§ **What you should do**: Return every line of the material below that contains the string "List". Matching is case-sensitive.

(Rows from a layout dataset)
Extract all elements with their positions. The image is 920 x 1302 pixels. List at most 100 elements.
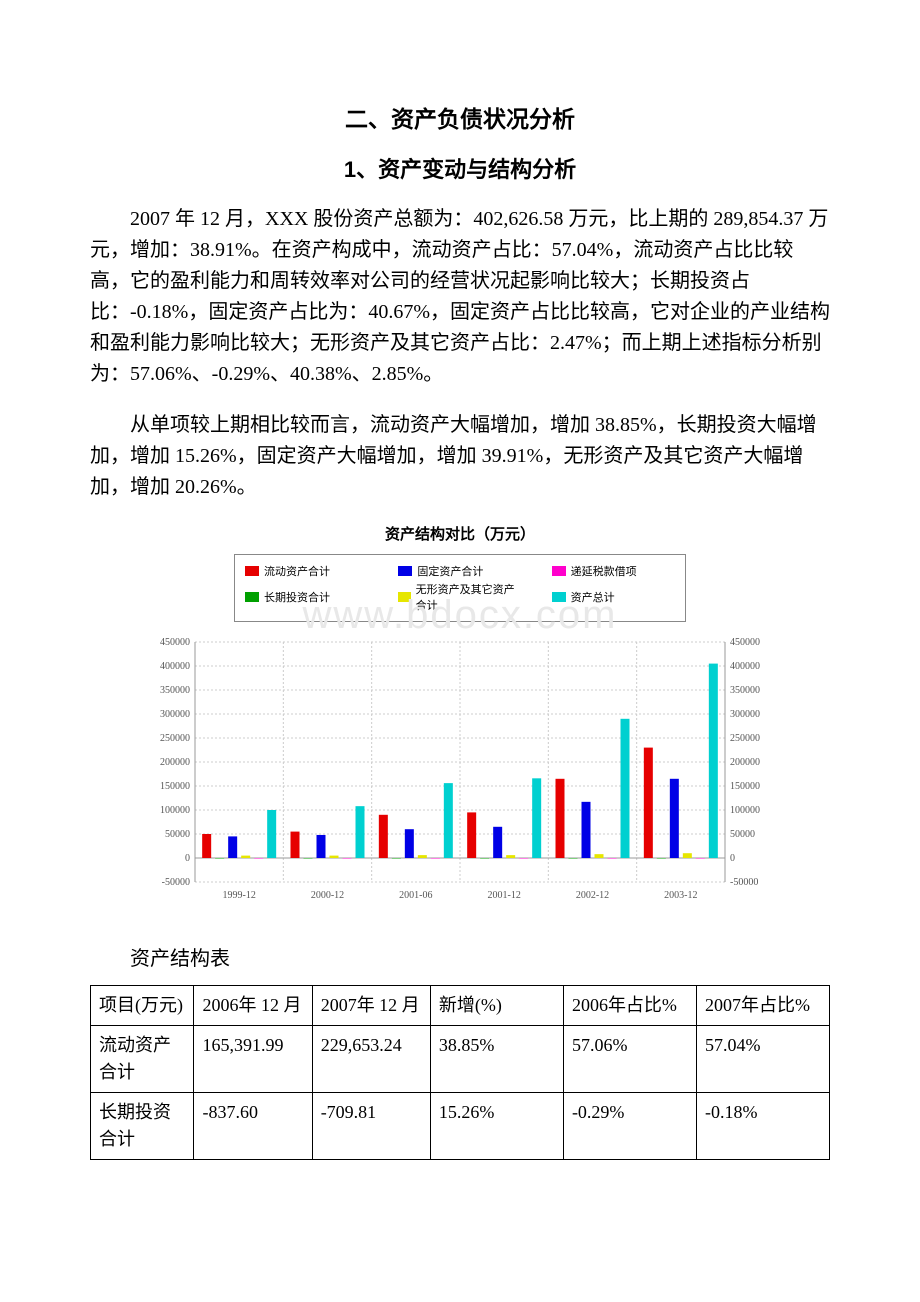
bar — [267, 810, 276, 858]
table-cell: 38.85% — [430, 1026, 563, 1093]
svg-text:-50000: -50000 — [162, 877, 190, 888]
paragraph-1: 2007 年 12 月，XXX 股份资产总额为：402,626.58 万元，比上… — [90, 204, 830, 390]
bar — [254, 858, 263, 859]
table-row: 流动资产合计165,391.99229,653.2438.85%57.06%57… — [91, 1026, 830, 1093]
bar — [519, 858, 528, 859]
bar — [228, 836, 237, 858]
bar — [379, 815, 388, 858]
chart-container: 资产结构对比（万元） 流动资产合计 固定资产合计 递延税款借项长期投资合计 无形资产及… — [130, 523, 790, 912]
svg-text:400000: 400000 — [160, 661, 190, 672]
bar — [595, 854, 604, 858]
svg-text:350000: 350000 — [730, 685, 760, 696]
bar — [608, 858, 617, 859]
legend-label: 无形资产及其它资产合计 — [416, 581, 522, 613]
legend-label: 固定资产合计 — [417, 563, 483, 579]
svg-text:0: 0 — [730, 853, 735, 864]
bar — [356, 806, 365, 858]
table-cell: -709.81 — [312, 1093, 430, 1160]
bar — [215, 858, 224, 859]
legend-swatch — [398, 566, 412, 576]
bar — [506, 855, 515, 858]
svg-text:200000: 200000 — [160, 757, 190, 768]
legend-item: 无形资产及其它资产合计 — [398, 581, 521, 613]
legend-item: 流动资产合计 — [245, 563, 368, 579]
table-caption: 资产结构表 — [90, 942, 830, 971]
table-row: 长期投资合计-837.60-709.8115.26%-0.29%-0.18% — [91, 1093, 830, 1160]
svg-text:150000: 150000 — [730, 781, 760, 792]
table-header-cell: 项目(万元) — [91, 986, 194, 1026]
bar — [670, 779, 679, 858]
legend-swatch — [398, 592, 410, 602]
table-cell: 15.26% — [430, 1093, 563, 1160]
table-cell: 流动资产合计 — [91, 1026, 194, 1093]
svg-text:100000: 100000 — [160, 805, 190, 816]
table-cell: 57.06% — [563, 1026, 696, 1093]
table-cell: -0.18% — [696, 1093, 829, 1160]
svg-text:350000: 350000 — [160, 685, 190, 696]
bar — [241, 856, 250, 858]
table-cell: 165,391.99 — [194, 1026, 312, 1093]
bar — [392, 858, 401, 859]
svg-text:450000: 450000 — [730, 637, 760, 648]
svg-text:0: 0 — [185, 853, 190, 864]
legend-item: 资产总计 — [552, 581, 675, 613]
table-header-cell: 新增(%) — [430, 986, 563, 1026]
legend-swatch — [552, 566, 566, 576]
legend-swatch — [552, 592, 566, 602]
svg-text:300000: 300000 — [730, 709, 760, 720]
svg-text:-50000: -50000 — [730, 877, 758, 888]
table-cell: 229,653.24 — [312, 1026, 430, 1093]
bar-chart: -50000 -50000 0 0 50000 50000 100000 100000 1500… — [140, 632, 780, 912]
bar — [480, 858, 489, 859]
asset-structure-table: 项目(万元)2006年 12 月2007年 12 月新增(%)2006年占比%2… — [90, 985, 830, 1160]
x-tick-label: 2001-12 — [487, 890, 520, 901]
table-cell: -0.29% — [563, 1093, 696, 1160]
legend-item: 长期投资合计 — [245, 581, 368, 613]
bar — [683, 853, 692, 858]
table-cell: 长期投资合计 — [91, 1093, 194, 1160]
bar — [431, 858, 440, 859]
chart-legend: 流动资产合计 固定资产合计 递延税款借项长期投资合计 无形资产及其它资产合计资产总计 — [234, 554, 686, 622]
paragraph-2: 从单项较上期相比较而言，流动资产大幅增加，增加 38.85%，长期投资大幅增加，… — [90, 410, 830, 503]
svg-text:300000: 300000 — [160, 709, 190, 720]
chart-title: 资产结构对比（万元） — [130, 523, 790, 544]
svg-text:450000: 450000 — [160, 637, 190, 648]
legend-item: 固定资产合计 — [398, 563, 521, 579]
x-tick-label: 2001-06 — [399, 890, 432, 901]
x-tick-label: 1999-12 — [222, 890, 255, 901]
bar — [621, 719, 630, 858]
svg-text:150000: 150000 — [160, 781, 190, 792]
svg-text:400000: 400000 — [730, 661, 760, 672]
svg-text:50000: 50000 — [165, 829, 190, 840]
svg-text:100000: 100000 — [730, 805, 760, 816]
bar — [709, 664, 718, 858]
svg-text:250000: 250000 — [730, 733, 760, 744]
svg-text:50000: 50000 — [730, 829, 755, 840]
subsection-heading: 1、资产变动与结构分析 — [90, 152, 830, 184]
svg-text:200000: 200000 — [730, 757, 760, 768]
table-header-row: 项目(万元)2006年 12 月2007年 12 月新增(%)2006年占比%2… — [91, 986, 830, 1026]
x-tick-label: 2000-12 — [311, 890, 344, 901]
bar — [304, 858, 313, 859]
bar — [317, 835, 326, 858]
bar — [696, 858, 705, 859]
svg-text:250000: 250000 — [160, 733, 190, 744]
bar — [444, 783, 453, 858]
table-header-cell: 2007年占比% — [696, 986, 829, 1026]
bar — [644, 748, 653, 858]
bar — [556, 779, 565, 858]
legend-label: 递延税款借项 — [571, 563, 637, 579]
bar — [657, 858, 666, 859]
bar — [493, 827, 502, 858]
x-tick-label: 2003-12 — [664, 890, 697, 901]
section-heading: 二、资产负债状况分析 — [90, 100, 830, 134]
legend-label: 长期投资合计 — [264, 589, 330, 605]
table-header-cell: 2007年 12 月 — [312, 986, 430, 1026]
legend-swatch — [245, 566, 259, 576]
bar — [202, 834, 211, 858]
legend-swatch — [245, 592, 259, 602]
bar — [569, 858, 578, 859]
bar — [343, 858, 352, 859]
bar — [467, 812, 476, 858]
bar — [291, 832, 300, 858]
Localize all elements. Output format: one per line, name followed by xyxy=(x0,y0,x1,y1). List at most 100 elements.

§ **Output of the exercise**:
Extract all elements with their positions. The image is 920 x 1302 pixels. List at most 100 elements.
Localize all elements. Output format: one per line, name followed by xyxy=(x0,y0,x1,y1). List at most 100 elements.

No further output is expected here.